==== EXTRACTED DATA
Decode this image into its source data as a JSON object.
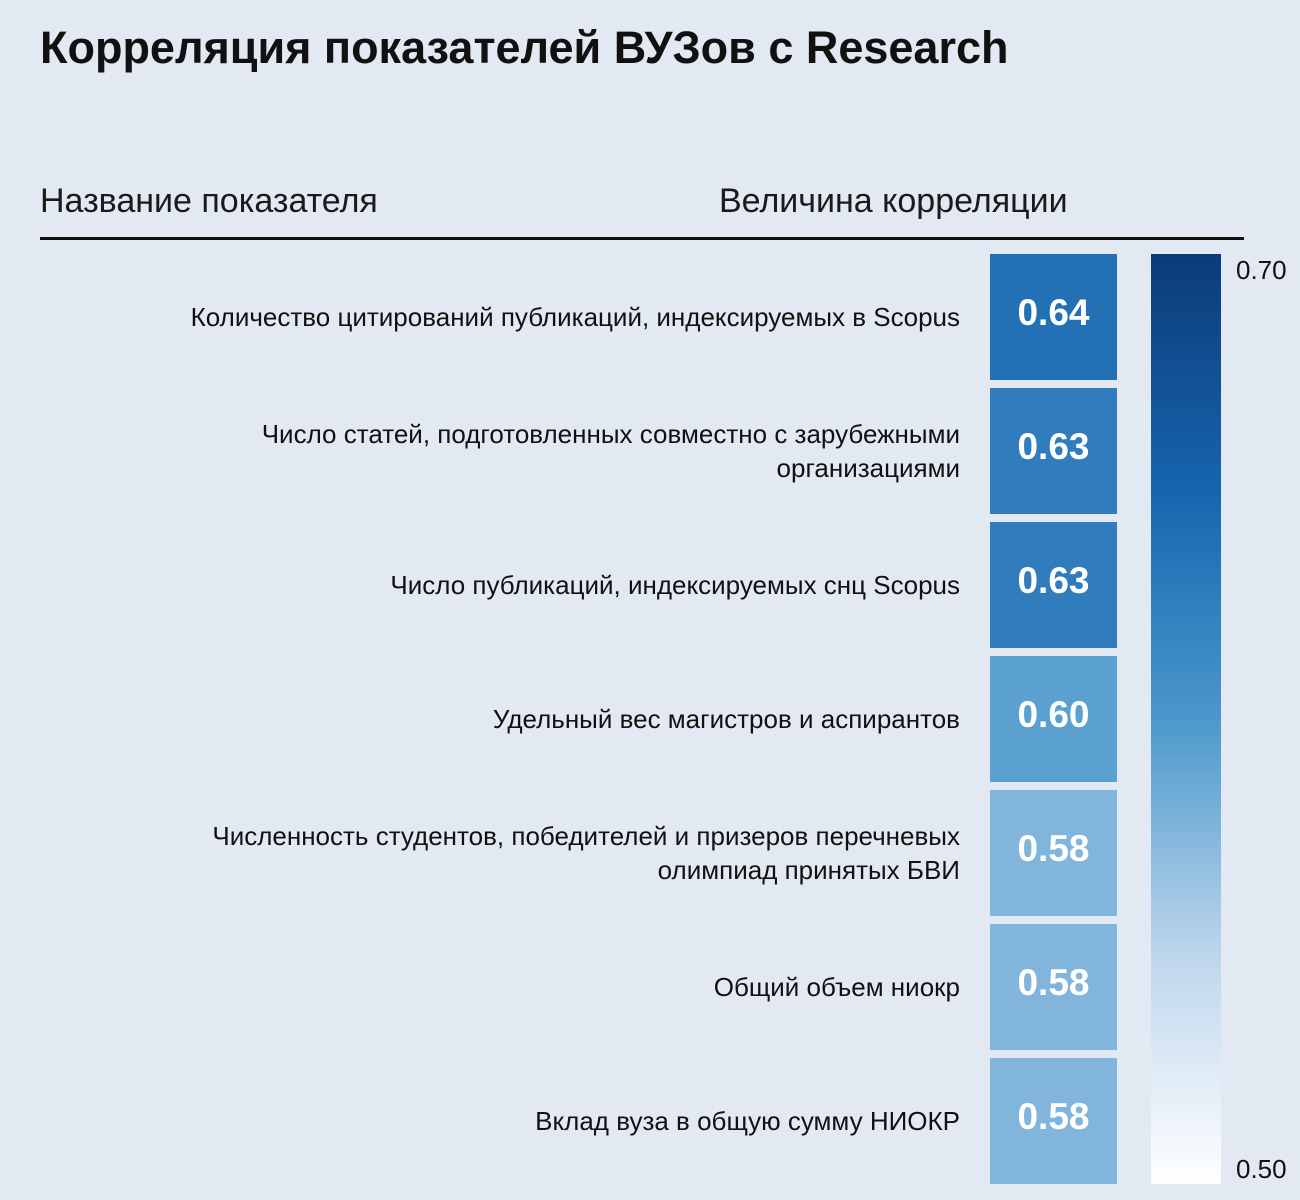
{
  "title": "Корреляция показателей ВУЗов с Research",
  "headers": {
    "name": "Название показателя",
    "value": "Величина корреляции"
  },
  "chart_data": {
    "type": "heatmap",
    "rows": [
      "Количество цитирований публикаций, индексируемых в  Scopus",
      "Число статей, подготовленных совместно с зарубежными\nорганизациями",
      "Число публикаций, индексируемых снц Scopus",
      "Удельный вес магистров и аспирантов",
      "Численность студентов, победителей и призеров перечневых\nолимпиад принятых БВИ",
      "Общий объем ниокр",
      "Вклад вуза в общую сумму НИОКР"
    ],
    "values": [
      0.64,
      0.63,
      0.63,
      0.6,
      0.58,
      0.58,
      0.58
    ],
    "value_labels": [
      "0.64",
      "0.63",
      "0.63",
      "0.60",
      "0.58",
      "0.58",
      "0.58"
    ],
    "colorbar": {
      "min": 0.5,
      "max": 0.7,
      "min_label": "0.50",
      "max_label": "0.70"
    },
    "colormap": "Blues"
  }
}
========
▸ EXERCISE: In the records above, find the lines containing "Число" and copy them.

▸ SOLUTION FOR THIS PROBLEM:
      "Число статей, подготовленных совместно с зарубежными\nорганизациями",
      "Число публикаций, индексируемых снц Scopus",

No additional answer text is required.